Reproduce every entry exactly.

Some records
◆ ◆ ◆

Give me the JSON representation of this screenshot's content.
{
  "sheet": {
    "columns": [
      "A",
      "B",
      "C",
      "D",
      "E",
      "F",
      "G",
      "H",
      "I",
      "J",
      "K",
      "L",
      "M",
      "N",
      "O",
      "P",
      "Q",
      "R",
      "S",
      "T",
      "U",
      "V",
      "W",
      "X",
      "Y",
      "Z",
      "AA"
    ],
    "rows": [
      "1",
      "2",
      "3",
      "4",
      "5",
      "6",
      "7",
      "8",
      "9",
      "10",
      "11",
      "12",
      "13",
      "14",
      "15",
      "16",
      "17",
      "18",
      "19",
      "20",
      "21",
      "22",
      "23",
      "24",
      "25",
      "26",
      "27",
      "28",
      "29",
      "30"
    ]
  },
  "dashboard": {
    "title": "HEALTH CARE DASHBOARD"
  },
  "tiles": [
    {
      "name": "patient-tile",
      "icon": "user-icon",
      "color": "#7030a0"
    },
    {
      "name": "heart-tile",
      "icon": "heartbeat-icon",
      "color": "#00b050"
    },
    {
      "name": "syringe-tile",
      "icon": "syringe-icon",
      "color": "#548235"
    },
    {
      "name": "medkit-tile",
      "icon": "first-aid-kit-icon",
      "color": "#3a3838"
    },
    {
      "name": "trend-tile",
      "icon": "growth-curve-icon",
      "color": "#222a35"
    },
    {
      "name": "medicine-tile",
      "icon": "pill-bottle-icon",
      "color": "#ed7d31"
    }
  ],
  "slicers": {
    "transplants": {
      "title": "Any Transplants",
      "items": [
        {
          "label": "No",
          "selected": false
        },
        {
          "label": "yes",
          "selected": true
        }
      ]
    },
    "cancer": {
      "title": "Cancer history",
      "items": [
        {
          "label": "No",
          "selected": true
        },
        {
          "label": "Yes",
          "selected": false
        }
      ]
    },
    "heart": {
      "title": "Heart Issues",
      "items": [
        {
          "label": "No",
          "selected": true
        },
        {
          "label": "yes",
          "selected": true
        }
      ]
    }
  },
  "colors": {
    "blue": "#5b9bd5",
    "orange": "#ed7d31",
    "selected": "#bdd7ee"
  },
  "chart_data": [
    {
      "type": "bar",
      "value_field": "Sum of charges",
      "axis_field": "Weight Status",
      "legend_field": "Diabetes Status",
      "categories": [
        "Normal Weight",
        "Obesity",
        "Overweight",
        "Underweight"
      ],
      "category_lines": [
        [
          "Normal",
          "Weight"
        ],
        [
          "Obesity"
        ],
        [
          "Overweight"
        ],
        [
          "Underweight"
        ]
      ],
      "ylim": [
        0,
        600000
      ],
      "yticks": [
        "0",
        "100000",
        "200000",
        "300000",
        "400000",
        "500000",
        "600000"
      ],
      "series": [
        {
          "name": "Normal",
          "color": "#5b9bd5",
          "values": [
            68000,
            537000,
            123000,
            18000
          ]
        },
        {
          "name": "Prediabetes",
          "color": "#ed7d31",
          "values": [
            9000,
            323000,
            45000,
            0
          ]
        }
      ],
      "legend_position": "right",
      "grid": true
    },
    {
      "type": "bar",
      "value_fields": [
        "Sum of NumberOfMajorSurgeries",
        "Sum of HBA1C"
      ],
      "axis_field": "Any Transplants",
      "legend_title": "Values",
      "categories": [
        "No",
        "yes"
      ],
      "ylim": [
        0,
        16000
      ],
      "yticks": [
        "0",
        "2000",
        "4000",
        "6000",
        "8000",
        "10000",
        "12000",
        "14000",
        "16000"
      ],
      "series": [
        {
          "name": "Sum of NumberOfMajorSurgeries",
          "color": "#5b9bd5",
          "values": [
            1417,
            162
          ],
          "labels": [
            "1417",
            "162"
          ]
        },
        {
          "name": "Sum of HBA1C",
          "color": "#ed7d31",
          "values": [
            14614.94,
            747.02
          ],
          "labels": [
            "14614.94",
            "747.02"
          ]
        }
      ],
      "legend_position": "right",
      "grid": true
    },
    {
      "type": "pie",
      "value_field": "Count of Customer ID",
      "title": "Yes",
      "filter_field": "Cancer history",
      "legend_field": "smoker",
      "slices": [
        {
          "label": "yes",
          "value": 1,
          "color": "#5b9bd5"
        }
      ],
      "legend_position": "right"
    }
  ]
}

◆ ◆ ◆

Reply:
Give me the JSON representation of this screenshot's content.
{
  "sheet": {
    "columns": [
      "A",
      "B",
      "C",
      "D",
      "E",
      "F",
      "G",
      "H",
      "I",
      "J",
      "K",
      "L",
      "M",
      "N",
      "O",
      "P",
      "Q",
      "R",
      "S",
      "T",
      "U",
      "V",
      "W",
      "X",
      "Y",
      "Z",
      "AA"
    ],
    "rows": [
      "1",
      "2",
      "3",
      "4",
      "5",
      "6",
      "7",
      "8",
      "9",
      "10",
      "11",
      "12",
      "13",
      "14",
      "15",
      "16",
      "17",
      "18",
      "19",
      "20",
      "21",
      "22",
      "23",
      "24",
      "25",
      "26",
      "27",
      "28",
      "29",
      "30"
    ]
  },
  "dashboard": {
    "title": "HEALTH CARE DASHBOARD"
  },
  "tiles": [
    {
      "name": "patient-tile",
      "icon": "user-icon",
      "color": "#7030a0"
    },
    {
      "name": "heart-tile",
      "icon": "heartbeat-icon",
      "color": "#00b050"
    },
    {
      "name": "syringe-tile",
      "icon": "syringe-icon",
      "color": "#548235"
    },
    {
      "name": "medkit-tile",
      "icon": "first-aid-kit-icon",
      "color": "#3a3838"
    },
    {
      "name": "trend-tile",
      "icon": "growth-curve-icon",
      "color": "#222a35"
    },
    {
      "name": "medicine-tile",
      "icon": "pill-bottle-icon",
      "color": "#ed7d31"
    }
  ],
  "slicers": {
    "transplants": {
      "title": "Any Transplants",
      "items": [
        {
          "label": "No",
          "selected": false
        },
        {
          "label": "yes",
          "selected": true
        }
      ]
    },
    "cancer": {
      "title": "Cancer history",
      "items": [
        {
          "label": "No",
          "selected": true
        },
        {
          "label": "Yes",
          "selected": false
        }
      ]
    },
    "heart": {
      "title": "Heart Issues",
      "items": [
        {
          "label": "No",
          "selected": true
        },
        {
          "label": "yes",
          "selected": true
        }
      ]
    }
  },
  "colors": {
    "blue": "#5b9bd5",
    "orange": "#ed7d31",
    "selected": "#bdd7ee"
  },
  "chart_data": [
    {
      "type": "bar",
      "value_field": "Sum of charges",
      "axis_field": "Weight Status",
      "legend_field": "Diabetes Status",
      "categories": [
        "Normal Weight",
        "Obesity",
        "Overweight",
        "Underweight"
      ],
      "category_lines": [
        [
          "Normal",
          "Weight"
        ],
        [
          "Obesity"
        ],
        [
          "Overweight"
        ],
        [
          "Underweight"
        ]
      ],
      "ylim": [
        0,
        600000
      ],
      "yticks": [
        "0",
        "100000",
        "200000",
        "300000",
        "400000",
        "500000",
        "600000"
      ],
      "series": [
        {
          "name": "Normal",
          "color": "#5b9bd5",
          "values": [
            68000,
            537000,
            123000,
            18000
          ]
        },
        {
          "name": "Prediabetes",
          "color": "#ed7d31",
          "values": [
            9000,
            323000,
            45000,
            0
          ]
        }
      ],
      "legend_position": "right",
      "grid": true
    },
    {
      "type": "bar",
      "value_fields": [
        "Sum of NumberOfMajorSurgeries",
        "Sum of HBA1C"
      ],
      "axis_field": "Any Transplants",
      "legend_title": "Values",
      "categories": [
        "No",
        "yes"
      ],
      "ylim": [
        0,
        16000
      ],
      "yticks": [
        "0",
        "2000",
        "4000",
        "6000",
        "8000",
        "10000",
        "12000",
        "14000",
        "16000"
      ],
      "series": [
        {
          "name": "Sum of NumberOfMajorSurgeries",
          "color": "#5b9bd5",
          "values": [
            1417,
            162
          ],
          "labels": [
            "1417",
            "162"
          ]
        },
        {
          "name": "Sum of HBA1C",
          "color": "#ed7d31",
          "values": [
            14614.94,
            747.02
          ],
          "labels": [
            "14614.94",
            "747.02"
          ]
        }
      ],
      "legend_position": "right",
      "grid": true
    },
    {
      "type": "pie",
      "value_field": "Count of Customer ID",
      "title": "Yes",
      "filter_field": "Cancer history",
      "legend_field": "smoker",
      "slices": [
        {
          "label": "yes",
          "value": 1,
          "color": "#5b9bd5"
        }
      ],
      "legend_position": "right"
    }
  ]
}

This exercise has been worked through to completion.